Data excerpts
-------------------------

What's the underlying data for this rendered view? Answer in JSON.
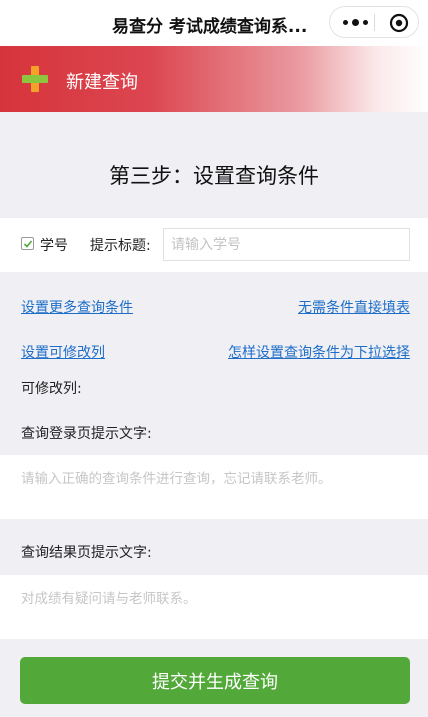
{
  "titlebar": {
    "title": "易查分 考试成绩查询系...",
    "more_icon": "more-dots-icon",
    "close_icon": "target-close-icon"
  },
  "banner": {
    "label": "新建查询",
    "icon": "plus-icon",
    "colors": {
      "red": "#d6343c",
      "plus_vertical": "#f3a227",
      "plus_horizontal": "#8cc63f"
    }
  },
  "step": {
    "heading": "第三步：设置查询条件"
  },
  "condition": {
    "checked": true,
    "field_label": "学号",
    "hint_label": "提示标题:",
    "hint_placeholder": "请输入学号",
    "hint_value": ""
  },
  "links": {
    "more_conditions": "设置更多查询条件",
    "fill_directly": "无需条件直接填表",
    "editable_columns": "设置可修改列",
    "dropdown_condition": "怎样设置查询条件为下拉选择"
  },
  "editable_columns_label": "可修改列:",
  "login_prompt": {
    "label": "查询登录页提示文字:",
    "placeholder": "请输入正确的查询条件进行查询，忘记请联系老师。",
    "value": ""
  },
  "result_prompt": {
    "label": "查询结果页提示文字:",
    "placeholder": "对成绩有疑问请与老师联系。",
    "value": ""
  },
  "submit_label": "提交并生成查询",
  "colors": {
    "link": "#1e6ec8",
    "submit": "#52a93a",
    "background": "#efeff4"
  }
}
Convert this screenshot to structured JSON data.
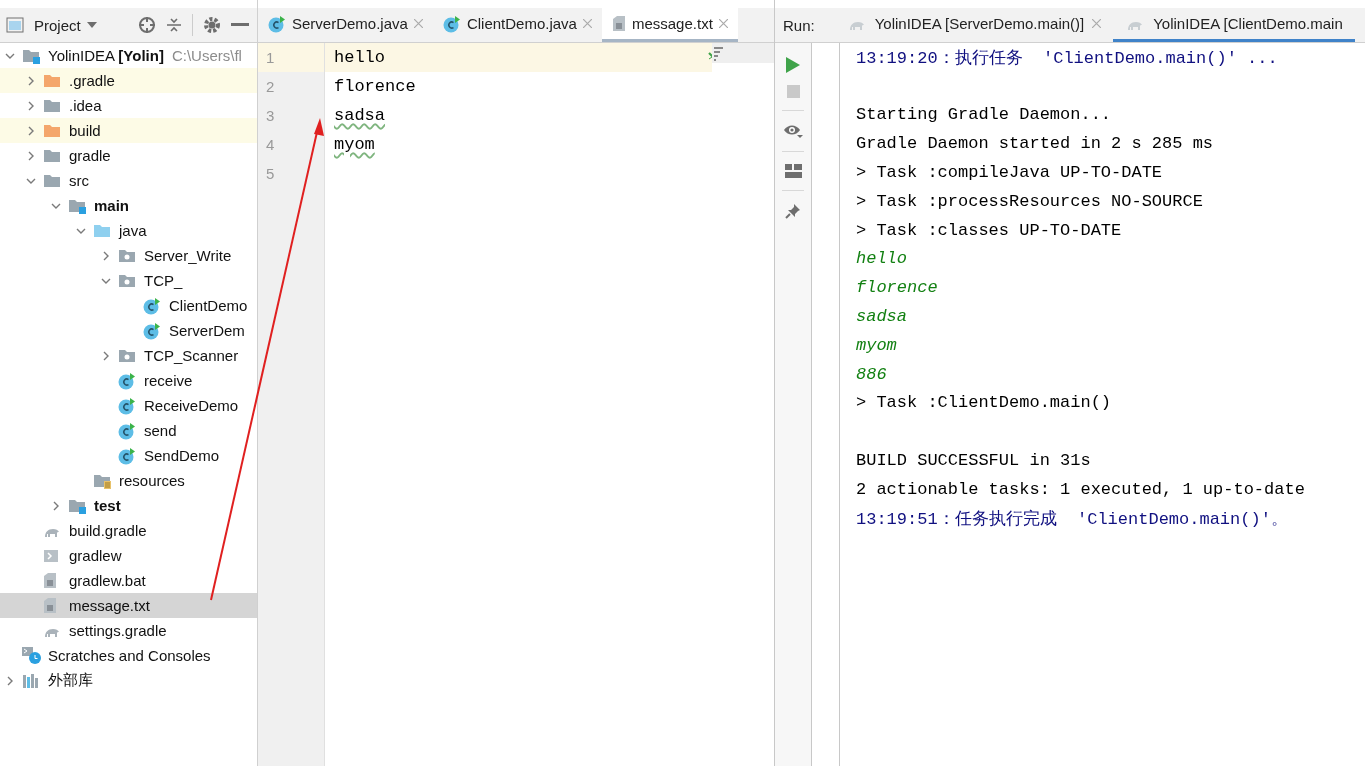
{
  "project_panel": {
    "title": "Project",
    "tree": [
      {
        "label": "YolinIDEA **[Yolin]**",
        "path": "C:\\Users\\fl",
        "kind": "module",
        "expanded": true,
        "selected": false,
        "children": [
          {
            "label": ".gradle",
            "kind": "excluded-folder",
            "expanded": false,
            "selected": false
          },
          {
            "label": ".idea",
            "kind": "folder",
            "expanded": false,
            "selected": false
          },
          {
            "label": "build",
            "kind": "excluded-folder",
            "expanded": false,
            "selected": false
          },
          {
            "label": "gradle",
            "kind": "folder",
            "expanded": false,
            "selected": false
          },
          {
            "label": "src",
            "kind": "folder",
            "expanded": true,
            "selected": false,
            "children": [
              {
                "label": "main",
                "kind": "source-set",
                "expanded": true,
                "selected": false,
                "children": [
                  {
                    "label": "java",
                    "kind": "source-folder",
                    "expanded": true,
                    "selected": false,
                    "children": [
                      {
                        "label": "Server_Write",
                        "kind": "package",
                        "expanded": false,
                        "selected": false
                      },
                      {
                        "label": "TCP_",
                        "kind": "package",
                        "expanded": true,
                        "selected": false,
                        "children": [
                          {
                            "label": "ClientDemo",
                            "kind": "class",
                            "selected": false
                          },
                          {
                            "label": "ServerDem",
                            "kind": "class",
                            "selected": false
                          }
                        ]
                      },
                      {
                        "label": "TCP_Scanner",
                        "kind": "package",
                        "expanded": false,
                        "selected": false
                      },
                      {
                        "label": "receive",
                        "kind": "class",
                        "selected": false
                      },
                      {
                        "label": "ReceiveDemo",
                        "kind": "class",
                        "selected": false
                      },
                      {
                        "label": "send",
                        "kind": "class",
                        "selected": false
                      },
                      {
                        "label": "SendDemo",
                        "kind": "class",
                        "selected": false
                      }
                    ]
                  },
                  {
                    "label": "resources",
                    "kind": "resources-folder",
                    "selected": false
                  }
                ]
              },
              {
                "label": "test",
                "kind": "source-set",
                "expanded": false,
                "selected": false
              }
            ]
          },
          {
            "label": "build.gradle",
            "kind": "gradle-file",
            "selected": false
          },
          {
            "label": "gradlew",
            "kind": "script-file",
            "selected": false
          },
          {
            "label": "gradlew.bat",
            "kind": "text-file",
            "selected": false
          },
          {
            "label": "message.txt",
            "kind": "text-file",
            "selected": true
          },
          {
            "label": "settings.gradle",
            "kind": "gradle-file",
            "selected": false
          }
        ]
      },
      {
        "label": "Scratches and Consoles",
        "kind": "scratches",
        "selected": false
      },
      {
        "label": "外部库",
        "kind": "library",
        "expanded": false,
        "selected": false
      }
    ]
  },
  "editor": {
    "tabs": [
      {
        "label": "ServerDemo.java",
        "kind": "class",
        "selected": false
      },
      {
        "label": "ClientDemo.java",
        "kind": "class",
        "selected": false
      },
      {
        "label": "message.txt",
        "kind": "text-file",
        "selected": true
      }
    ],
    "lines": [
      {
        "number": "1",
        "text": "hello",
        "current": true,
        "typo": false
      },
      {
        "number": "2",
        "text": "florence",
        "current": false,
        "typo": false
      },
      {
        "number": "3",
        "text": "sadsa",
        "current": false,
        "typo": true
      },
      {
        "number": "4",
        "text": "myom",
        "current": false,
        "typo": true
      },
      {
        "number": "5",
        "current": false
      }
    ]
  },
  "run_panel": {
    "label": "Run:",
    "tabs": [
      {
        "label": "YolinIDEA [ServerDemo.main()]",
        "selected": false,
        "closable": true
      },
      {
        "label": "YolinIDEA [ClientDemo.main",
        "selected": true,
        "closable": false
      }
    ],
    "console": [
      {
        "kind": "info",
        "text": "13:19:20：执行任务  'ClientDemo.main()' ..."
      },
      {
        "kind": "blank"
      },
      {
        "kind": "plain",
        "text": "Starting Gradle Daemon..."
      },
      {
        "kind": "plain",
        "text": "Gradle Daemon started in 2 s 285 ms"
      },
      {
        "kind": "plain",
        "text": "> Task :compileJava UP-TO-DATE"
      },
      {
        "kind": "plain",
        "text": "> Task :processResources NO-SOURCE"
      },
      {
        "kind": "plain",
        "text": "> Task :classes UP-TO-DATE"
      },
      {
        "kind": "output",
        "text": "hello"
      },
      {
        "kind": "output",
        "text": "florence"
      },
      {
        "kind": "output",
        "text": "sadsa"
      },
      {
        "kind": "output",
        "text": "myom"
      },
      {
        "kind": "output",
        "text": "886"
      },
      {
        "kind": "plain",
        "text": "> Task :ClientDemo.main()"
      },
      {
        "kind": "blank"
      },
      {
        "kind": "plain",
        "text": "BUILD SUCCESSFUL in 31s"
      },
      {
        "kind": "plain",
        "text": "2 actionable tasks: 1 executed, 1 up-to-date"
      },
      {
        "kind": "info",
        "text": "13:19:51：任务执行完成  'ClientDemo.main()'。"
      }
    ]
  }
}
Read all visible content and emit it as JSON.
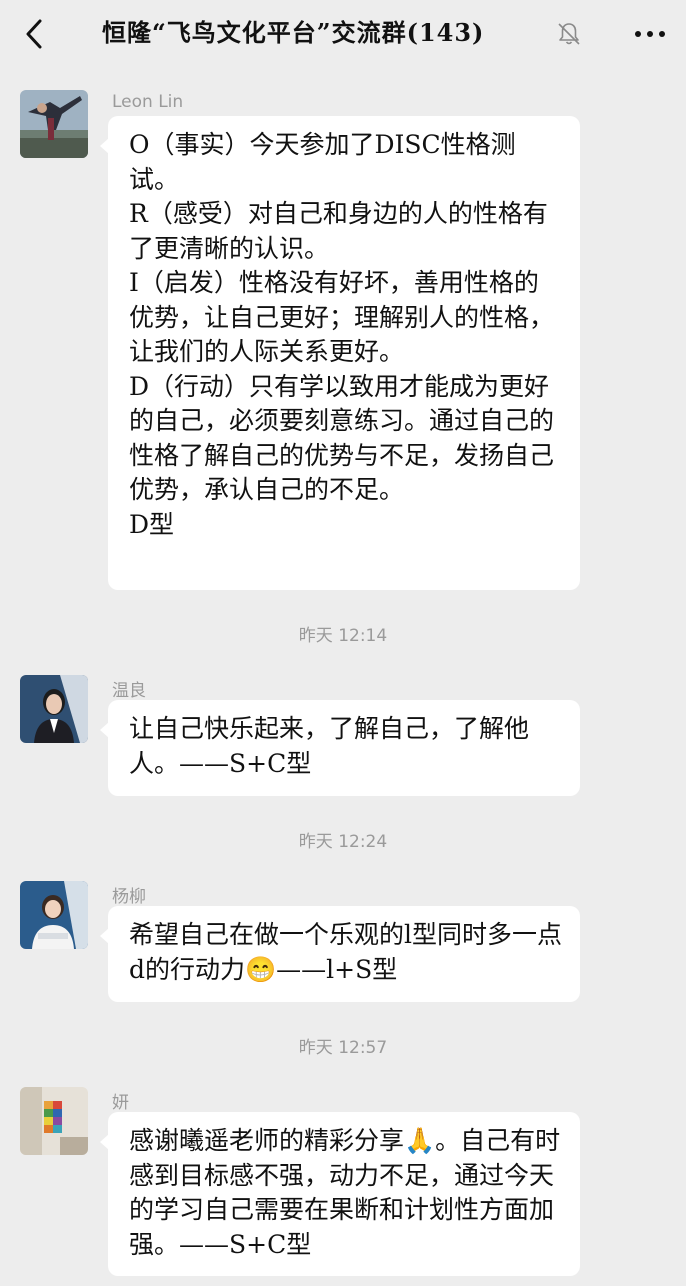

-------------------------

◆ What the exercise asks: Every record gets retyped exactly; no picture goes into the copy.

◆ Reply to the task:
What's the underlying data for this rendered view? Answer in JSON.
{
  "titlebar": {
    "title": "易查分 考试成绩查询系...",
    "more_icon": "more-dots-icon",
    "close_icon": "target-close-icon"
  },
  "banner": {
    "label": "新建查询",
    "icon": "plus-icon",
    "colors": {
      "red": "#d6343c",
      "plus_vertical": "#f3a227",
      "plus_horizontal": "#8cc63f"
    }
  },
  "step": {
    "heading": "第三步：设置查询条件"
  },
  "condition": {
    "checked": true,
    "field_label": "学号",
    "hint_label": "提示标题:",
    "hint_placeholder": "请输入学号",
    "hint_value": ""
  },
  "links": {
    "more_conditions": "设置更多查询条件",
    "fill_directly": "无需条件直接填表",
    "editable_columns": "设置可修改列",
    "dropdown_condition": "怎样设置查询条件为下拉选择"
  },
  "editable_columns_label": "可修改列:",
  "login_prompt": {
    "label": "查询登录页提示文字:",
    "placeholder": "请输入正确的查询条件进行查询，忘记请联系老师。",
    "value": ""
  },
  "result_prompt": {
    "label": "查询结果页提示文字:",
    "placeholder": "对成绩有疑问请与老师联系。",
    "value": ""
  },
  "submit_label": "提交并生成查询",
  "colors": {
    "link": "#1e6ec8",
    "submit": "#52a93a",
    "background": "#efeff4"
  }
}
Convert this screenshot to structured JSON data.
{
  "project_panel": {
    "title": "Project",
    "tree": [
      {
        "label": "YolinIDEA **[Yolin]**",
        "path": "C:\\Users\\fl",
        "kind": "module",
        "expanded": true,
        "selected": false,
        "children": [
          {
            "label": ".gradle",
            "kind": "excluded-folder",
            "expanded": false,
            "selected": false
          },
          {
            "label": ".idea",
            "kind": "folder",
            "expanded": false,
            "selected": false
          },
          {
            "label": "build",
            "kind": "excluded-folder",
            "expanded": false,
            "selected": false
          },
          {
            "label": "gradle",
            "kind": "folder",
            "expanded": false,
            "selected": false
          },
          {
            "label": "src",
            "kind": "folder",
            "expanded": true,
            "selected": false,
            "children": [
              {
                "label": "main",
                "kind": "source-set",
                "expanded": true,
                "selected": false,
                "children": [
                  {
                    "label": "java",
                    "kind": "source-folder",
                    "expanded": true,
                    "selected": false,
                    "children": [
                      {
                        "label": "Server_Write",
                        "kind": "package",
                        "expanded": false,
                        "selected": false
                      },
                      {
                        "label": "TCP_",
                        "kind": "package",
                        "expanded": true,
                        "selected": false,
                        "children": [
                          {
                            "label": "ClientDemo",
                            "kind": "class",
                            "selected": false
                          },
                          {
                            "label": "ServerDem",
                            "kind": "class",
                            "selected": false
                          }
                        ]
                      },
                      {
                        "label": "TCP_Scanner",
                        "kind": "package",
                        "expanded": false,
                        "selected": false
                      },
                      {
                        "label": "receive",
                        "kind": "class",
                        "selected": false
                      },
                      {
                        "label": "ReceiveDemo",
                        "kind": "class",
                        "selected": false
                      },
                      {
                        "label": "send",
                        "kind": "class",
                        "selected": false
                      },
                      {
                        "label": "SendDemo",
                        "kind": "class",
                        "selected": false
                      }
                    ]
                  },
                  {
                    "label": "resources",
                    "kind": "resources-folder",
                    "selected": false
                  }
                ]
              },
              {
                "label": "test",
                "kind": "source-set",
                "expanded": false,
                "selected": false
              }
            ]
          },
          {
            "label": "build.gradle",
            "kind": "gradle-file",
            "selected": false
          },
          {
            "label": "gradlew",
            "kind": "script-file",
            "selected": false
          },
          {
            "label": "gradlew.bat",
            "kind": "text-file",
            "selected": false
          },
          {
            "label": "message.txt",
            "kind": "text-file",
            "selected": true
          },
          {
            "label": "settings.gradle",
            "kind": "gradle-file",
            "selected": false
          }
        ]
      },
      {
        "label": "Scratches and Consoles",
        "kind": "scratches",
        "selected": false
      },
      {
        "label": "外部库",
        "kind": "library",
        "expanded": false,
        "selected": false
      }
    ]
  },
  "editor": {
    "tabs": [
      {
        "label": "ServerDemo.java",
        "kind": "class",
        "selected": false
      },
      {
        "label": "ClientDemo.java",
        "kind": "class",
        "selected": false
      },
      {
        "label": "message.txt",
        "kind": "text-file",
        "selected": true
      }
    ],
    "lines": [
      {
        "number": "1",
        "text": "hello",
        "current": true,
        "typo": false
      },
      {
        "number": "2",
        "text": "florence",
        "current": false,
        "typo": false
      },
      {
        "number": "3",
        "text": "sadsa",
        "current": false,
        "typo": true
      },
      {
        "number": "4",
        "text": "myom",
        "current": false,
        "typo": true
      },
      {
        "number": "5",
        "current": false
      }
    ]
  },
  "run_panel": {
    "label": "Run:",
    "tabs": [
      {
        "label": "YolinIDEA [ServerDemo.main()]",
        "selected": false,
        "closable": true
      },
      {
        "label": "YolinIDEA [ClientDemo.main",
        "selected": true,
        "closable": false
      }
    ],
    "console": [
      {
        "kind": "info",
        "text": "13:19:20：执行任务  'ClientDemo.main()' ..."
      },
      {
        "kind": "blank"
      },
      {
        "kind": "plain",
        "text": "Starting Gradle Daemon..."
      },
      {
        "kind": "plain",
        "text": "Gradle Daemon started in 2 s 285 ms"
      },
      {
        "kind": "plain",
        "text": "> Task :compileJava UP-TO-DATE"
      },
      {
        "kind": "plain",
        "text": "> Task :processResources NO-SOURCE"
      },
      {
        "kind": "plain",
        "text": "> Task :classes UP-TO-DATE"
      },
      {
        "kind": "output",
        "text": "hello"
      },
      {
        "kind": "output",
        "text": "florence"
      },
      {
        "kind": "output",
        "text": "sadsa"
      },
      {
        "kind": "output",
        "text": "myom"
      },
      {
        "kind": "output",
        "text": "886"
      },
      {
        "kind": "plain",
        "text": "> Task :ClientDemo.main()"
      },
      {
        "kind": "blank"
      },
      {
        "kind": "plain",
        "text": "BUILD SUCCESSFUL in 31s"
      },
      {
        "kind": "plain",
        "text": "2 actionable tasks: 1 executed, 1 up-to-date"
      },
      {
        "kind": "info",
        "text": "13:19:51：任务执行完成  'ClientDemo.main()'。"
      }
    ]
  }
}
Read all visible content and emit it as JSON.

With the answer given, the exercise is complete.